(Records from a collection)
#####

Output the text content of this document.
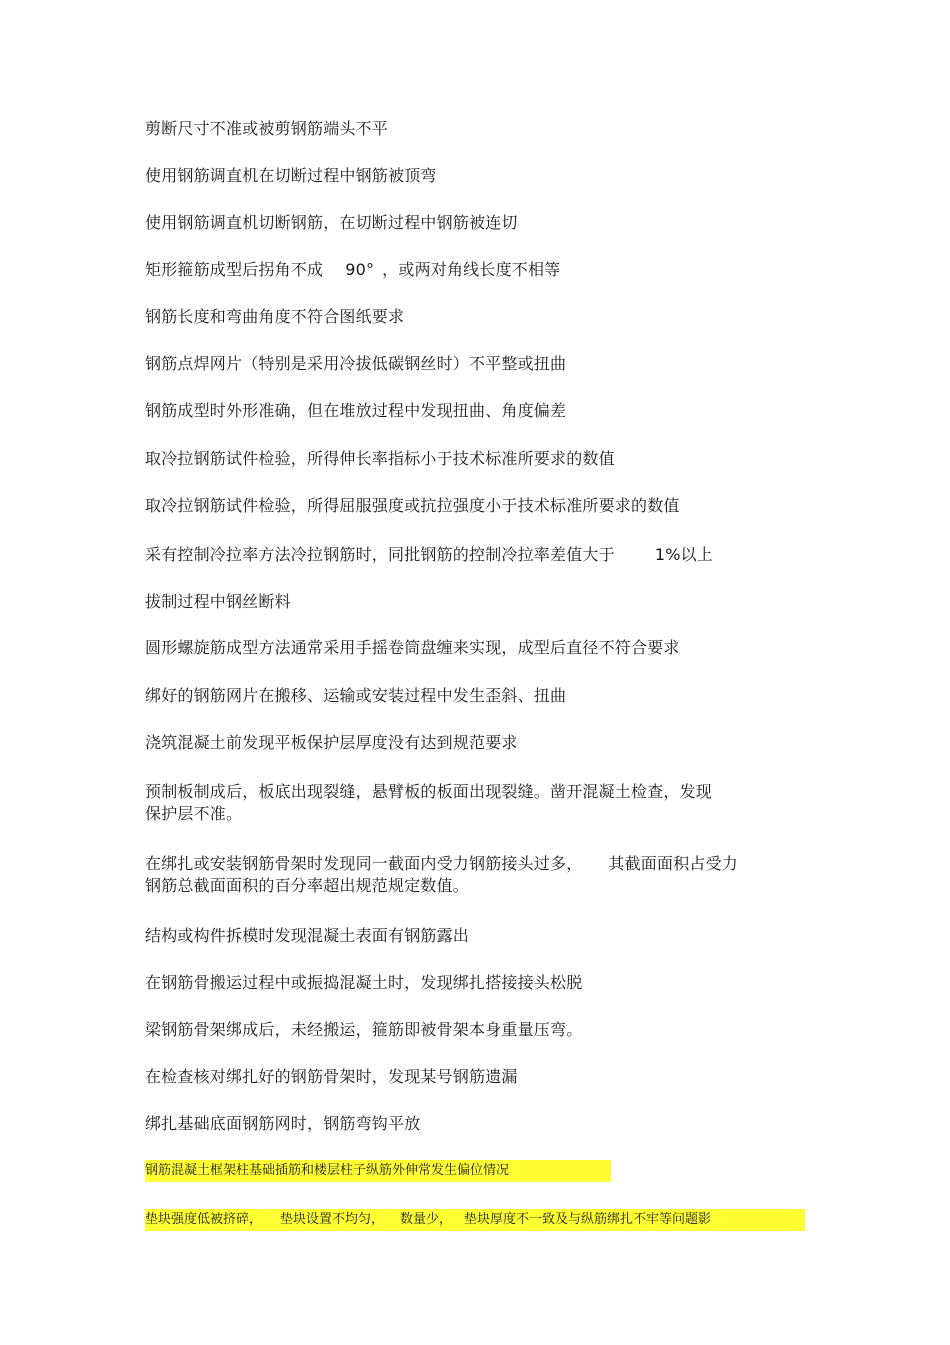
剪断尺寸不准或被剪钢筋端头不平
使用钢筋调直机在切断过程中钢筋被顶弯
使用钢筋调直机切断钢筋，在切断过程中钢筋被连切
矩形箍筋成型后拐角不成 90° ，或两对角线长度不相等
钢筋长度和弯曲角度不符合图纸要求
钢筋点焊网片（特别是采用冷拔低碳钢丝时）不平整或扭曲
钢筋成型时外形准确，但在堆放过程中发现扭曲、角度偏差
取冷拉钢筋试件检验，所得伸长率指标小于技术标准所要求的数值
取冷拉钢筋试件检验，所得屈服强度或抗拉强度小于技术标准所要求的数值
采有控制冷拉率方法冷拉钢筋时，同批钢筋的控制冷拉率差值大于	1%以上
拔制过程中钢丝断料
圆形螺旋筋成型方法通常采用手摇卷筒盘缠来实现，成型后直径不符合要求
绑好的钢筋网片在搬移、运输或安装过程中发生歪斜、扭曲
浇筑混凝土前发现平板保护层厚度没有达到规范要求
预制板制成后，板底出现裂缝，悬臂板的板面出现裂缝。凿开混凝土检查，发现
保护层不准。
在绑扎或安装钢筋骨架时发现同一截面内受力钢筋接头过多， 其截面面积占受力
钢筋总截面面积的百分率超出规范规定数值。
结构或构件拆模时发现混凝土表面有钢筋露出
在钢筋骨搬运过程中或振捣混凝土时，发现绑扎搭接接头松脱
梁钢筋骨架绑成后，未经搬运，箍筋即被骨架本身重量压弯。
在检查核对绑扎好的钢筋骨架时，发现某号钢筋遗漏
绑扎基础底面钢筋网时，钢筋弯钩平放
钢筋混凝土框架柱基础插筋和楼层柱子纵筋外伸常发生偏位情况
垫块强度低被挤碎， 垫块设置不均匀， 数量少， 垫块厚度不一致及与纵筋绑扎不牢等问题影
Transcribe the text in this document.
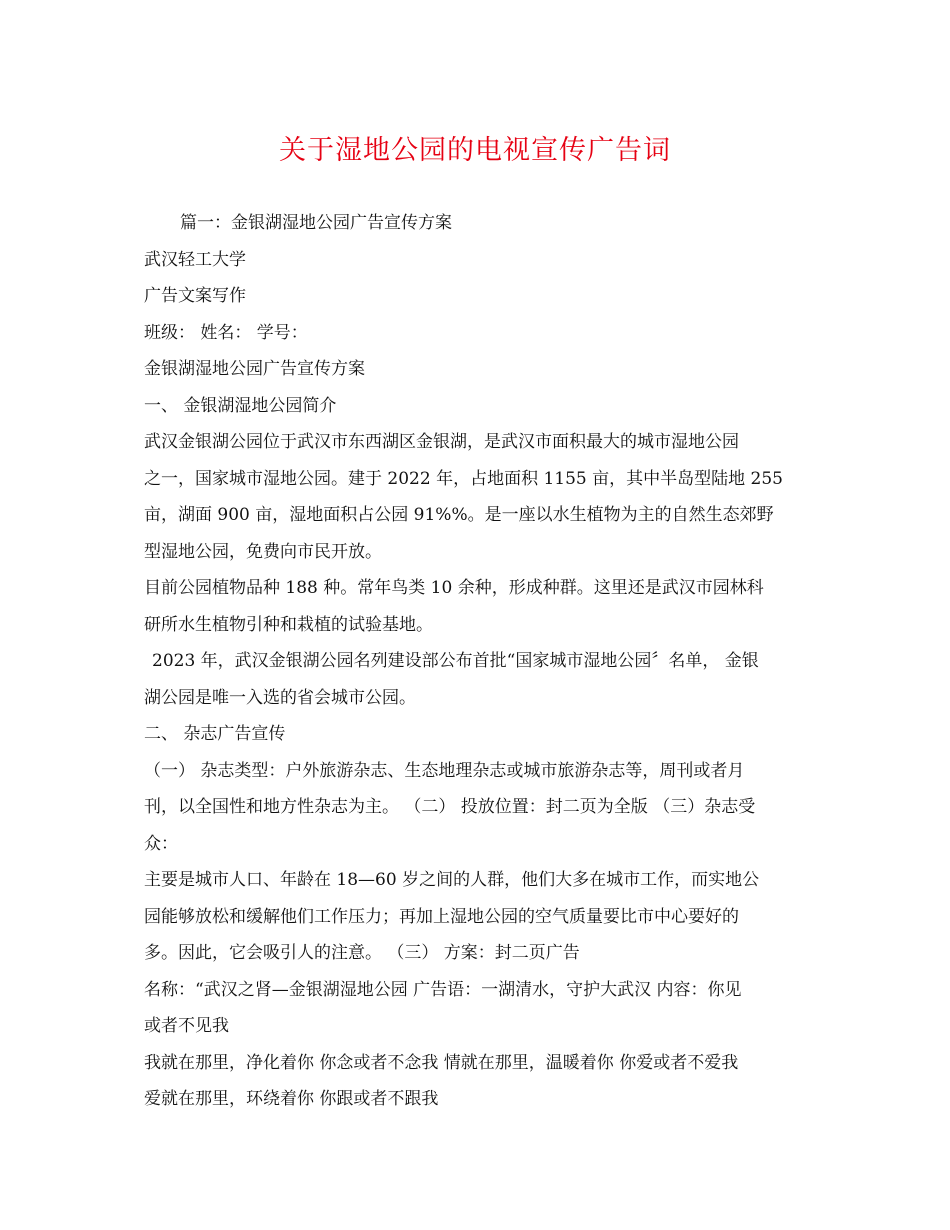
关于湿地公园的电视宣传广告词

篇一：金银湖湿地公园广告宣传方案

武汉轻工大学

广告文案写作

班级： 姓名： 学号：

金银湖湿地公园广告宣传方案

一、 金银湖湿地公园简介

武汉金银湖公园位于武汉市东西湖区金银湖，是武汉市面积最大的城市湿地公园

之一，国家城市湿地公园。建于 2022 年，占地面积 1155 亩，其中半岛型陆地 255

亩，湖面 900 亩，湿地面积占公园 91%%。是一座以水生植物为主的自然生态郊野

型湿地公园，免费向市民开放。

目前公园植物品种 188 种。常年鸟类 10 余种，形成种群。这里还是武汉市园林科

研所水生植物引种和栽植的试验基地。

2023 年，武汉金银湖公园名列建设部公布首批“国家城市湿地公园〞名单， 金银

湖公园是唯一入选的省会城市公园。

二、 杂志广告宣传

（一） 杂志类型：户外旅游杂志、生态地理杂志或城市旅游杂志等，周刊或者月

刊，以全国性和地方性杂志为主。 （二） 投放位置：封二页为全版 （三）杂志受

众：

主要是城市人口、年龄在 18—60 岁之间的人群，他们大多在城市工作，而实地公

园能够放松和缓解他们工作压力；再加上湿地公园的空气质量要比市中心要好的

多。因此，它会吸引人的注意。 （三） 方案：封二页广告

名称：“武汉之肾—金银湖湿地公园 广告语：一湖清水，守护大武汉 内容：你见

或者不见我

我就在那里，净化着你 你念或者不念我 情就在那里，温暖着你 你爱或者不爱我

爱就在那里，环绕着你 你跟或者不跟我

#####

Leave the images out, please, and restate each line word for word.

Output the text content of this document.
剪断尺寸不准或被剪钢筋端头不平
使用钢筋调直机在切断过程中钢筋被顶弯
使用钢筋调直机切断钢筋，在切断过程中钢筋被连切
矩形箍筋成型后拐角不成 90° ，或两对角线长度不相等
钢筋长度和弯曲角度不符合图纸要求
钢筋点焊网片（特别是采用冷拔低碳钢丝时）不平整或扭曲
钢筋成型时外形准确，但在堆放过程中发现扭曲、角度偏差
取冷拉钢筋试件检验，所得伸长率指标小于技术标准所要求的数值
取冷拉钢筋试件检验，所得屈服强度或抗拉强度小于技术标准所要求的数值
采有控制冷拉率方法冷拉钢筋时，同批钢筋的控制冷拉率差值大于	1%以上
拔制过程中钢丝断料
圆形螺旋筋成型方法通常采用手摇卷筒盘缠来实现，成型后直径不符合要求
绑好的钢筋网片在搬移、运输或安装过程中发生歪斜、扭曲
浇筑混凝土前发现平板保护层厚度没有达到规范要求
预制板制成后，板底出现裂缝，悬臂板的板面出现裂缝。凿开混凝土检查，发现
保护层不准。
在绑扎或安装钢筋骨架时发现同一截面内受力钢筋接头过多， 其截面面积占受力
钢筋总截面面积的百分率超出规范规定数值。
结构或构件拆模时发现混凝土表面有钢筋露出
在钢筋骨搬运过程中或振捣混凝土时，发现绑扎搭接接头松脱
梁钢筋骨架绑成后，未经搬运，箍筋即被骨架本身重量压弯。
在检查核对绑扎好的钢筋骨架时，发现某号钢筋遗漏
绑扎基础底面钢筋网时，钢筋弯钩平放
钢筋混凝土框架柱基础插筋和楼层柱子纵筋外伸常发生偏位情况
垫块强度低被挤碎， 垫块设置不均匀， 数量少， 垫块厚度不一致及与纵筋绑扎不牢等问题影
Transcribe the text in this document.
关于湿地公园的电视宣传广告词

篇一：金银湖湿地公园广告宣传方案

武汉轻工大学

广告文案写作

班级： 姓名： 学号：

金银湖湿地公园广告宣传方案

一、 金银湖湿地公园简介

武汉金银湖公园位于武汉市东西湖区金银湖，是武汉市面积最大的城市湿地公园

之一，国家城市湿地公园。建于 2022 年，占地面积 1155 亩，其中半岛型陆地 255

亩，湖面 900 亩，湿地面积占公园 91%%。是一座以水生植物为主的自然生态郊野

型湿地公园，免费向市民开放。

目前公园植物品种 188 种。常年鸟类 10 余种，形成种群。这里还是武汉市园林科

研所水生植物引种和栽植的试验基地。

2023 年，武汉金银湖公园名列建设部公布首批“国家城市湿地公园〞名单， 金银

湖公园是唯一入选的省会城市公园。

二、 杂志广告宣传

（一） 杂志类型：户外旅游杂志、生态地理杂志或城市旅游杂志等，周刊或者月

刊，以全国性和地方性杂志为主。 （二） 投放位置：封二页为全版 （三）杂志受

众：

主要是城市人口、年龄在 18—60 岁之间的人群，他们大多在城市工作，而实地公

园能够放松和缓解他们工作压力；再加上湿地公园的空气质量要比市中心要好的

多。因此，它会吸引人的注意。 （三） 方案：封二页广告

名称：“武汉之肾—金银湖湿地公园 广告语：一湖清水，守护大武汉 内容：你见

或者不见我

我就在那里，净化着你 你念或者不念我 情就在那里，温暖着你 你爱或者不爱我

爱就在那里，环绕着你 你跟或者不跟我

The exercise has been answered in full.